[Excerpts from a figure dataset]
◇ ◇ ◇ ◇ ◇
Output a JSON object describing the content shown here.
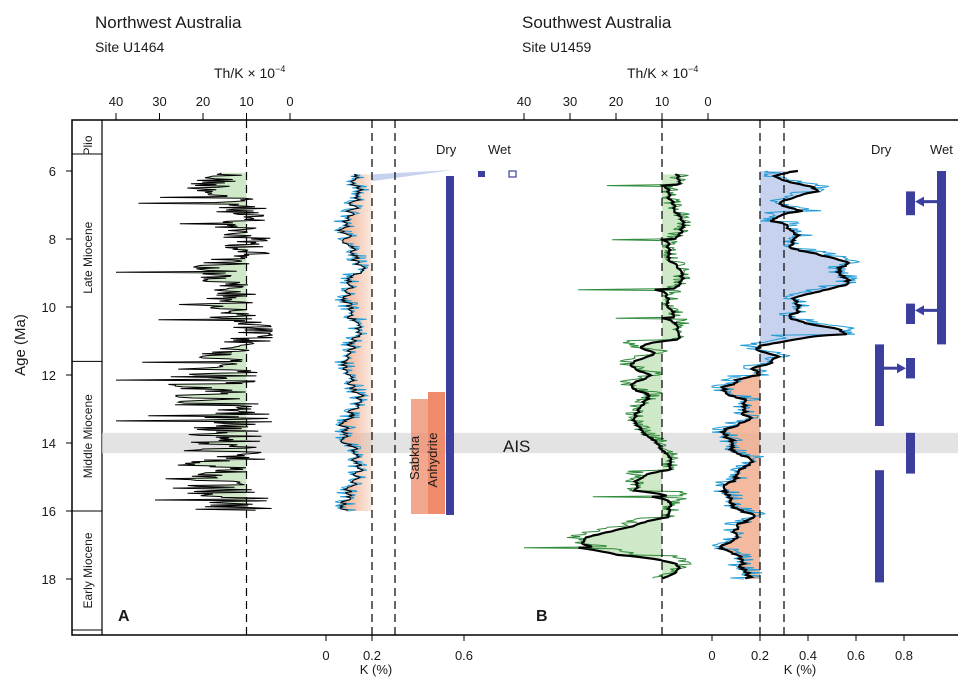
{
  "panels": {
    "left": {
      "title": "Northwest Australia",
      "site": "Site U1464",
      "letter": "A"
    },
    "right": {
      "title": "Southwest Australia",
      "site": "Site U1459",
      "letter": "B"
    }
  },
  "labels": {
    "thk_axis": "Th/K × 10",
    "thk_exp": "−4",
    "k_axis": "K (%)",
    "y_axis": "Age (Ma)",
    "dry": "Dry",
    "wet": "Wet",
    "ais": "AIS",
    "sabkha": "Sabkha",
    "anhydrite": "Anhydrite"
  },
  "colors": {
    "green_fill": "#cfe8c8",
    "green_line": "#2e8b3a",
    "orange_fill": "#f0a988",
    "blue_fill": "#c7d2ee",
    "blue_line": "#1f9bd7",
    "bar_blue": "#3c3f9e",
    "ais_band": "#d9d9d9",
    "sabkha": "#ef8a6a"
  },
  "chart_data": [
    {
      "type": "line",
      "panel": "A",
      "series_name": "Th/K",
      "x_axis_reversed": true,
      "xlim": [
        42,
        -2
      ],
      "xticks": [
        40,
        30,
        20,
        10,
        0
      ],
      "ylim": [
        19.5,
        5
      ],
      "yticks": [
        6,
        8,
        10,
        12,
        14,
        16,
        18
      ],
      "reference_line_thk": 10,
      "age_range": [
        6,
        16
      ]
    },
    {
      "type": "line",
      "panel": "A",
      "series_name": "K (%)",
      "xticks": [
        0,
        0.2,
        0.6
      ],
      "reference_lines_k": [
        0.2,
        0.3
      ],
      "age_range": [
        6,
        16
      ]
    },
    {
      "type": "line",
      "panel": "B",
      "series_name": "Th/K",
      "x_axis_reversed": true,
      "xticks": [
        40,
        30,
        20,
        10,
        0
      ],
      "reference_line_thk": 10,
      "age_range": [
        6,
        18
      ]
    },
    {
      "type": "line",
      "panel": "B",
      "series_name": "K (%)",
      "xticks": [
        0,
        0.2,
        0.4,
        0.6,
        0.8
      ],
      "reference_lines_k": [
        0.2,
        0.3
      ],
      "age_range": [
        6,
        18
      ]
    }
  ],
  "epochs": [
    {
      "name": "Plio",
      "from": 5,
      "to": 5.5
    },
    {
      "name": "Late Miocene",
      "from": 5.5,
      "to": 11.6
    },
    {
      "name": "Middle Miocene",
      "from": 11.6,
      "to": 16
    },
    {
      "name": "Early Miocene",
      "from": 16,
      "to": 19.5
    }
  ],
  "ais_band": {
    "from": 13.7,
    "to": 14.3
  },
  "climate_bars_a": [
    {
      "x_k": 0.52,
      "from": 6.2,
      "to": 16,
      "label": "Dry"
    }
  ],
  "climate_bars_b": [
    {
      "col": "dry",
      "from": 6.6,
      "to": 7.3
    },
    {
      "col": "dry",
      "from": 9.9,
      "to": 10.5
    },
    {
      "col": "dry",
      "from": 11.5,
      "to": 12.1
    },
    {
      "col": "dry",
      "from": 13.7,
      "to": 14.9
    },
    {
      "col": "wet",
      "from": 6,
      "to": 11.1
    },
    {
      "col": "wet",
      "from": 11.1,
      "to": 13.5
    },
    {
      "col": "wet",
      "from": 14.8,
      "to": 18.1
    }
  ],
  "arrows_b": [
    {
      "age": 6.9,
      "dir": "left"
    },
    {
      "age": 10.1,
      "dir": "left"
    },
    {
      "age": 11.8,
      "dir": "right"
    }
  ]
}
◇ ◇ ◇ ◇ ◇
* [WHAT THIS TASK INVOLVES] List each line holding the string "Australia".

* [EXERCISE ANSWER]
      "title": "Northwest Australia",
      "title": "Southwest Australia",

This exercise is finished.